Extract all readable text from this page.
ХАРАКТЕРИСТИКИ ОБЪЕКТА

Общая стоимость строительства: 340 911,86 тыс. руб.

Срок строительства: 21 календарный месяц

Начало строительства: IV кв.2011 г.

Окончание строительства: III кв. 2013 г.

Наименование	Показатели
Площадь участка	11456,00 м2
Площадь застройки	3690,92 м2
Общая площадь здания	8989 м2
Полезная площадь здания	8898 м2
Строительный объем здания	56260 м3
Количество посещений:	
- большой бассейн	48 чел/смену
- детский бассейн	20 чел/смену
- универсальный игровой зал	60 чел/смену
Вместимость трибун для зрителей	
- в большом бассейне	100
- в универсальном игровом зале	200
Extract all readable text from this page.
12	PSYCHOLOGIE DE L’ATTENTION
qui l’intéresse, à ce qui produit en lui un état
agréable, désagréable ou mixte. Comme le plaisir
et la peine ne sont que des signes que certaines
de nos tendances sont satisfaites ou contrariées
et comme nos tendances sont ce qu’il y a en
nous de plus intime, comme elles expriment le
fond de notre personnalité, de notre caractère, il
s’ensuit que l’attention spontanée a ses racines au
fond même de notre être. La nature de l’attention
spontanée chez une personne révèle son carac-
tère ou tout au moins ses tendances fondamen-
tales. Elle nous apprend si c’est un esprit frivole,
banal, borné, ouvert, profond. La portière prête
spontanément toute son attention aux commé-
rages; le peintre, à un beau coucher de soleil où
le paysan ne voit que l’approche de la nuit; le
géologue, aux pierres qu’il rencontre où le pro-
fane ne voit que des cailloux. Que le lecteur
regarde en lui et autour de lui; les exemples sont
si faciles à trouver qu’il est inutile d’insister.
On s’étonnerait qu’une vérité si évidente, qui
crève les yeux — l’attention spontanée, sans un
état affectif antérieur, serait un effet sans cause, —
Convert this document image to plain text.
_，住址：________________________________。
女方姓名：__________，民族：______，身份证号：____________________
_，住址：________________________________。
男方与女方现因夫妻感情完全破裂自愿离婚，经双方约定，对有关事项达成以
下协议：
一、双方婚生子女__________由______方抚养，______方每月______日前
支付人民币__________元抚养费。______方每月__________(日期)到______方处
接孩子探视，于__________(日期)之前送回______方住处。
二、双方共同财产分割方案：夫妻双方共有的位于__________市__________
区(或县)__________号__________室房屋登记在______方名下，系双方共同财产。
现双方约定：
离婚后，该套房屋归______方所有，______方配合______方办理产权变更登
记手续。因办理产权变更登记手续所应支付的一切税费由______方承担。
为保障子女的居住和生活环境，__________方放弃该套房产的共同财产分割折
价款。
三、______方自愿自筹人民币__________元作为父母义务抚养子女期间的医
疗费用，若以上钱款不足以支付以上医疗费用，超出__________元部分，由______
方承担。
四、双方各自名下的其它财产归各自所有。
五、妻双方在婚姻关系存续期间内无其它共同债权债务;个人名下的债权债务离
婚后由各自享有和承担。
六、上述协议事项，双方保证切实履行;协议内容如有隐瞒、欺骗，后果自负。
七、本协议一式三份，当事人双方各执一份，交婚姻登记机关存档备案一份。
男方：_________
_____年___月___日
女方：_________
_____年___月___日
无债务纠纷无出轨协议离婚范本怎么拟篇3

----

*Directive*: Check every line of the data, and copy the ones that contain "spontanée".

*Written solution*:
s’ensuit que l’attention spontanée a ses racines au
spontanée chez une personne révèle son carac-
crève les yeux — l’attention spontanée, sans un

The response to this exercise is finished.